What you need to do>
Repeat the data that follows, word for word, without the images.

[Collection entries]

[BEGIN]

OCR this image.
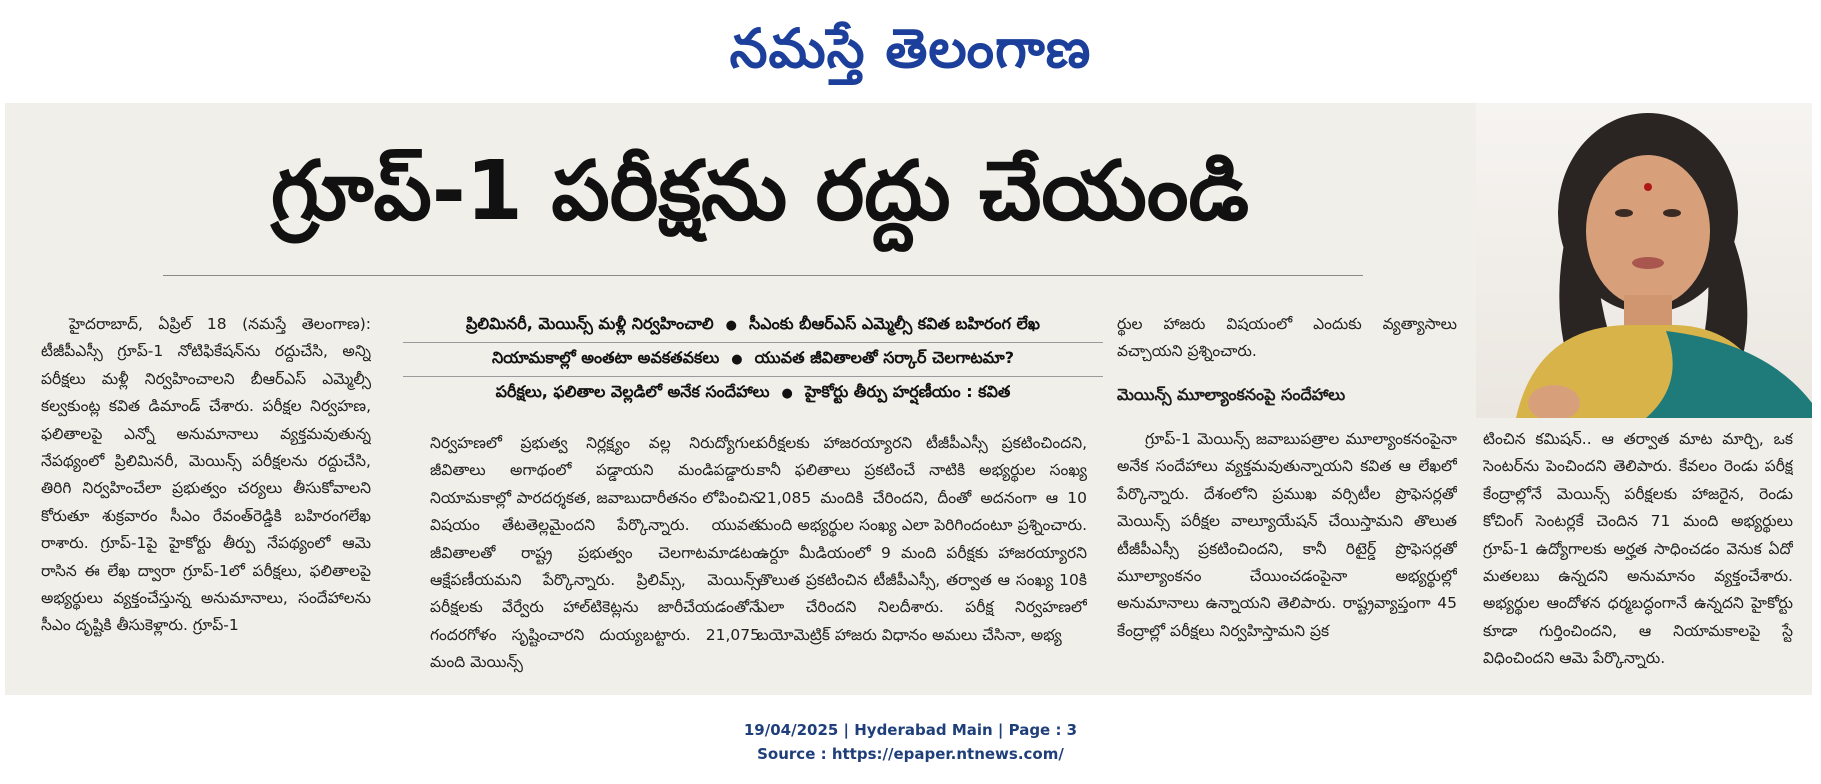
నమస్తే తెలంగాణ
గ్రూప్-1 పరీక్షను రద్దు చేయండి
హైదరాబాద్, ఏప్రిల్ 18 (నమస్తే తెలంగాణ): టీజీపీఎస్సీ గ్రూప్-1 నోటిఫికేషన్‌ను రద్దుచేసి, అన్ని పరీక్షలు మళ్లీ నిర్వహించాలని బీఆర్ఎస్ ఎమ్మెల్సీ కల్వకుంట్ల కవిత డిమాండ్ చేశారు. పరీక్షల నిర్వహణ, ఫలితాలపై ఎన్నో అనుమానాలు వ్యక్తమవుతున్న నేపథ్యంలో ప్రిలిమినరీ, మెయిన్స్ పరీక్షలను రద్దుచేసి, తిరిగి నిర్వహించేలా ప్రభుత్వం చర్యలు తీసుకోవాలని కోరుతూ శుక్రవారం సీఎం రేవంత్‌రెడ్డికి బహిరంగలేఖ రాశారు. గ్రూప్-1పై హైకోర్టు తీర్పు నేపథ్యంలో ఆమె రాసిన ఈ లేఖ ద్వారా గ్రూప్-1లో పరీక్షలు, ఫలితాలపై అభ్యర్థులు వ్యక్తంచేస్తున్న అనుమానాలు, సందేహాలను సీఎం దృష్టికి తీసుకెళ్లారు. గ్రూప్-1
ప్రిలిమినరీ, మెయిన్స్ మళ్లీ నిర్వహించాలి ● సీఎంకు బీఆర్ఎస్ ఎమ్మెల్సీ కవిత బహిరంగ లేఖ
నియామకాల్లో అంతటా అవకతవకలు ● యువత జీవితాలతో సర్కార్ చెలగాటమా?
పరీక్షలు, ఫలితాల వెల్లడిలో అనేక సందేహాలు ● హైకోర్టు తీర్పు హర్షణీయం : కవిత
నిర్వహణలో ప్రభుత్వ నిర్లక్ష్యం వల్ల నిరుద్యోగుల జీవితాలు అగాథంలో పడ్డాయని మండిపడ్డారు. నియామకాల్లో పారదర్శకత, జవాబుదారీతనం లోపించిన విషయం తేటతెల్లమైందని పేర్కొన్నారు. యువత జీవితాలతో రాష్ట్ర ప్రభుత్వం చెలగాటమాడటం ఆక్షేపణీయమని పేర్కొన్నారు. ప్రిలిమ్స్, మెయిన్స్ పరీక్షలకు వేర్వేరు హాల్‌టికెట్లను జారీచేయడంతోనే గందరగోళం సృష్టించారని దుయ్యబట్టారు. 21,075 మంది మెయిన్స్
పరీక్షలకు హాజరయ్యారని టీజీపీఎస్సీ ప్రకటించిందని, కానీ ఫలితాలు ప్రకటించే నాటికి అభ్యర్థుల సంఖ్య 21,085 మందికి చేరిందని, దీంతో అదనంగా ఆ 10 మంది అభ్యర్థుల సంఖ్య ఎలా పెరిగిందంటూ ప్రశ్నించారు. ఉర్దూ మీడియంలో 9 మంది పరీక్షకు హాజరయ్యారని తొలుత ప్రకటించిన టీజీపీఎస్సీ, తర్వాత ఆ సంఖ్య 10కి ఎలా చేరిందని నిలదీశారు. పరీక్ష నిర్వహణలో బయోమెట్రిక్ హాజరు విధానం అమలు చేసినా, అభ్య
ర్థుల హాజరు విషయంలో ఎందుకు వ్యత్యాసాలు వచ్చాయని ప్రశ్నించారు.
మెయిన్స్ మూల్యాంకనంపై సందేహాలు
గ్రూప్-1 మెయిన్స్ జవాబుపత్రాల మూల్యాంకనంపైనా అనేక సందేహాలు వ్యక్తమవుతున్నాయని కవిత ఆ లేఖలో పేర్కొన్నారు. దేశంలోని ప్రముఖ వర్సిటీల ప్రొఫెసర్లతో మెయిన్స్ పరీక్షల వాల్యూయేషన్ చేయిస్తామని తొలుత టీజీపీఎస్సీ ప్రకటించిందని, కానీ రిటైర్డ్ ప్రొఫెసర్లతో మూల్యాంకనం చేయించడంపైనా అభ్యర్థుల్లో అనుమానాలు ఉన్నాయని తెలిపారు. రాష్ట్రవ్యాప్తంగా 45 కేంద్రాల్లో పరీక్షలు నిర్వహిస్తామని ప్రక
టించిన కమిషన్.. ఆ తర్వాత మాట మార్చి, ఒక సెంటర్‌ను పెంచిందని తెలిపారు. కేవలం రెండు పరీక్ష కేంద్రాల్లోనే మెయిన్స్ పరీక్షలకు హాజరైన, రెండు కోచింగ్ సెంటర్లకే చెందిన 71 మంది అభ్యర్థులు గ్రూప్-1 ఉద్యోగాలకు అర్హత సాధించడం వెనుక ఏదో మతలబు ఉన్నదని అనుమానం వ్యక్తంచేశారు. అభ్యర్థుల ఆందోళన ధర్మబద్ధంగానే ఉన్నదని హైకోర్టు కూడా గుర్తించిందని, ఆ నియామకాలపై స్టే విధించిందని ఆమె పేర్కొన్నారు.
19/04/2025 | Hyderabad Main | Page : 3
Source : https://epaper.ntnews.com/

[END]

Output for this task>
OCR this image.
నమస్తే తెలంగాణ
గ్రూప్-1 పరీక్షను రద్దు చేయండి
హైదరాబాద్, ఏప్రిల్ 18 (నమస్తే తెలంగాణ): టీజీపీఎస్సీ గ్రూప్-1 నోటిఫికేషన్‌ను రద్దుచేసి, అన్ని పరీక్షలు మళ్లీ నిర్వహించాలని బీఆర్ఎస్ ఎమ్మెల్సీ కల్వకుంట్ల కవిత డిమాండ్ చేశారు. పరీక్షల నిర్వహణ, ఫలితాలపై ఎన్నో అనుమానాలు వ్యక్తమవుతున్న నేపథ్యంలో ప్రిలిమినరీ, మెయిన్స్ పరీక్షలను రద్దుచేసి, తిరిగి నిర్వహించేలా ప్రభుత్వం చర్యలు తీసుకోవాలని కోరుతూ శుక్రవారం సీఎం రేవంత్‌రెడ్డికి బహిరంగలేఖ రాశారు. గ్రూప్-1పై హైకోర్టు తీర్పు నేపథ్యంలో ఆమె రాసిన ఈ లేఖ ద్వారా గ్రూప్-1లో పరీక్షలు, ఫలితాలపై అభ్యర్థులు వ్యక్తంచేస్తున్న అనుమానాలు, సందేహాలను సీఎం దృష్టికి తీసుకెళ్లారు. గ్రూప్-1
ప్రిలిమినరీ, మెయిన్స్ మళ్లీ నిర్వహించాలి ● సీఎంకు బీఆర్ఎస్ ఎమ్మెల్సీ కవిత బహిరంగ లేఖ
నియామకాల్లో అంతటా అవకతవకలు ● యువత జీవితాలతో సర్కార్ చెలగాటమా?
పరీక్షలు, ఫలితాల వెల్లడిలో అనేక సందేహాలు ● హైకోర్టు తీర్పు హర్షణీయం : కవిత
నిర్వహణలో ప్రభుత్వ నిర్లక్ష్యం వల్ల నిరుద్యోగుల జీవితాలు అగాథంలో పడ్డాయని మండిపడ్డారు. నియామకాల్లో పారదర్శకత, జవాబుదారీతనం లోపించిన విషయం తేటతెల్లమైందని పేర్కొన్నారు. యువత జీవితాలతో రాష్ట్ర ప్రభుత్వం చెలగాటమాడటం ఆక్షేపణీయమని పేర్కొన్నారు. ప్రిలిమ్స్, మెయిన్స్ పరీక్షలకు వేర్వేరు హాల్‌టికెట్లను జారీచేయడంతోనే గందరగోళం సృష్టించారని దుయ్యబట్టారు. 21,075 మంది మెయిన్స్
పరీక్షలకు హాజరయ్యారని టీజీపీఎస్సీ ప్రకటించిందని, కానీ ఫలితాలు ప్రకటించే నాటికి అభ్యర్థుల సంఖ్య 21,085 మందికి చేరిందని, దీంతో అదనంగా ఆ 10 మంది అభ్యర్థుల సంఖ్య ఎలా పెరిగిందంటూ ప్రశ్నించారు. ఉర్దూ మీడియంలో 9 మంది పరీక్షకు హాజరయ్యారని తొలుత ప్రకటించిన టీజీపీఎస్సీ, తర్వాత ఆ సంఖ్య 10కి ఎలా చేరిందని నిలదీశారు. పరీక్ష నిర్వహణలో బయోమెట్రిక్ హాజరు విధానం అమలు చేసినా, అభ్య
ర్థుల హాజరు విషయంలో ఎందుకు వ్యత్యాసాలు వచ్చాయని ప్రశ్నించారు.
మెయిన్స్ మూల్యాంకనంపై సందేహాలు
గ్రూప్-1 మెయిన్స్ జవాబుపత్రాల మూల్యాంకనంపైనా అనేక సందేహాలు వ్యక్తమవుతున్నాయని కవిత ఆ లేఖలో పేర్కొన్నారు. దేశంలోని ప్రముఖ వర్సిటీల ప్రొఫెసర్లతో మెయిన్స్ పరీక్షల వాల్యూయేషన్ చేయిస్తామని తొలుత టీజీపీఎస్సీ ప్రకటించిందని, కానీ రిటైర్డ్ ప్రొఫెసర్లతో మూల్యాంకనం చేయించడంపైనా అభ్యర్థుల్లో అనుమానాలు ఉన్నాయని తెలిపారు. రాష్ట్రవ్యాప్తంగా 45 కేంద్రాల్లో పరీక్షలు నిర్వహిస్తామని ప్రక
టించిన కమిషన్.. ఆ తర్వాత మాట మార్చి, ఒక సెంటర్‌ను పెంచిందని తెలిపారు. కేవలం రెండు పరీక్ష కేంద్రాల్లోనే మెయిన్స్ పరీక్షలకు హాజరైన, రెండు కోచింగ్ సెంటర్లకే చెందిన 71 మంది అభ్యర్థులు గ్రూప్-1 ఉద్యోగాలకు అర్హత సాధించడం వెనుక ఏదో మతలబు ఉన్నదని అనుమానం వ్యక్తంచేశారు. అభ్యర్థుల ఆందోళన ధర్మబద్ధంగానే ఉన్నదని హైకోర్టు కూడా గుర్తించిందని, ఆ నియామకాలపై స్టే విధించిందని ఆమె పేర్కొన్నారు.
19/04/2025 | Hyderabad Main | Page : 3
Source : https://epaper.ntnews.com/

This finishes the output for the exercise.